┌────────

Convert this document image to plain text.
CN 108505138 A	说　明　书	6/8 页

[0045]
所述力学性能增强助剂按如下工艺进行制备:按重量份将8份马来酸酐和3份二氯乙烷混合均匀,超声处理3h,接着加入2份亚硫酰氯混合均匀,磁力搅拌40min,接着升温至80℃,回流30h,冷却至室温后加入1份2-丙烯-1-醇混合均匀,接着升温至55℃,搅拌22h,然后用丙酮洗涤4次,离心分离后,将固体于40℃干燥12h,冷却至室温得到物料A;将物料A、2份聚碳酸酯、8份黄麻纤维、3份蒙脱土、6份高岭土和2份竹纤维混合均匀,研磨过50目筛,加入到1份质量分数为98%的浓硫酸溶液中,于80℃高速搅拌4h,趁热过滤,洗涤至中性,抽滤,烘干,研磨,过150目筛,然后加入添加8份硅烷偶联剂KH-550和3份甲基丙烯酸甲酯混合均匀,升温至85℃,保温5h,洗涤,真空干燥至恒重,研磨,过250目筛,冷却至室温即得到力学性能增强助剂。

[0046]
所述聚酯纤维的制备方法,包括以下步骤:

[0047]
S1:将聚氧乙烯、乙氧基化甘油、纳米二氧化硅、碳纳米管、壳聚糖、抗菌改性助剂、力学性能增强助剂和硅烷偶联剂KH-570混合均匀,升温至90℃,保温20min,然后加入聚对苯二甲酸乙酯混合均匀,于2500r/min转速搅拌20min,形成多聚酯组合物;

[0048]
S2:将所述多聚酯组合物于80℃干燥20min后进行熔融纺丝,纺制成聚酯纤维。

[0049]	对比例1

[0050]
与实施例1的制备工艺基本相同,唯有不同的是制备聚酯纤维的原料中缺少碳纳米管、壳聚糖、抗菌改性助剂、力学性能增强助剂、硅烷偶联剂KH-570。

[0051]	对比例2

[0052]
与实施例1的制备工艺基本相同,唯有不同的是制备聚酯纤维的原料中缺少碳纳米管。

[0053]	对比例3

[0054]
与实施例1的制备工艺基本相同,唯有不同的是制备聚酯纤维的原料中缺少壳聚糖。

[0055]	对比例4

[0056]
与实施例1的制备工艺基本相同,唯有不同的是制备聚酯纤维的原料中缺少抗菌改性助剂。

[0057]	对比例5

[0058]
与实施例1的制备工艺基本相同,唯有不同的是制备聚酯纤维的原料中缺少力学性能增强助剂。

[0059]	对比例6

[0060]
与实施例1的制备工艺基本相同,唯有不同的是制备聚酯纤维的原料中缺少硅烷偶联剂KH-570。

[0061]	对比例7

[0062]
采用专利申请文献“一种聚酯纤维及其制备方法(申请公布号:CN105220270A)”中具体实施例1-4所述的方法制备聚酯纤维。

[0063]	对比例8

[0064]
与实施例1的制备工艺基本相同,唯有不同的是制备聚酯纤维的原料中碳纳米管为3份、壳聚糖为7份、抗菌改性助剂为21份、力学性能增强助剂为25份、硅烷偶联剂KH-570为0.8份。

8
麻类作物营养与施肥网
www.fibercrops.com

└────────

**Written problem:** Copy every line that contains the string "唯有不同的是制备聚酯纤维的原料中缺少碳纳米管".

**Worked answer:**
与实施例1的制备工艺基本相同,唯有不同的是制备聚酯纤维的原料中缺少碳纳米管、壳聚糖、抗菌改性助剂、力学性能增强助剂、硅烷偶联剂KH-570。
与实施例1的制备工艺基本相同,唯有不同的是制备聚酯纤维的原料中缺少碳纳米管。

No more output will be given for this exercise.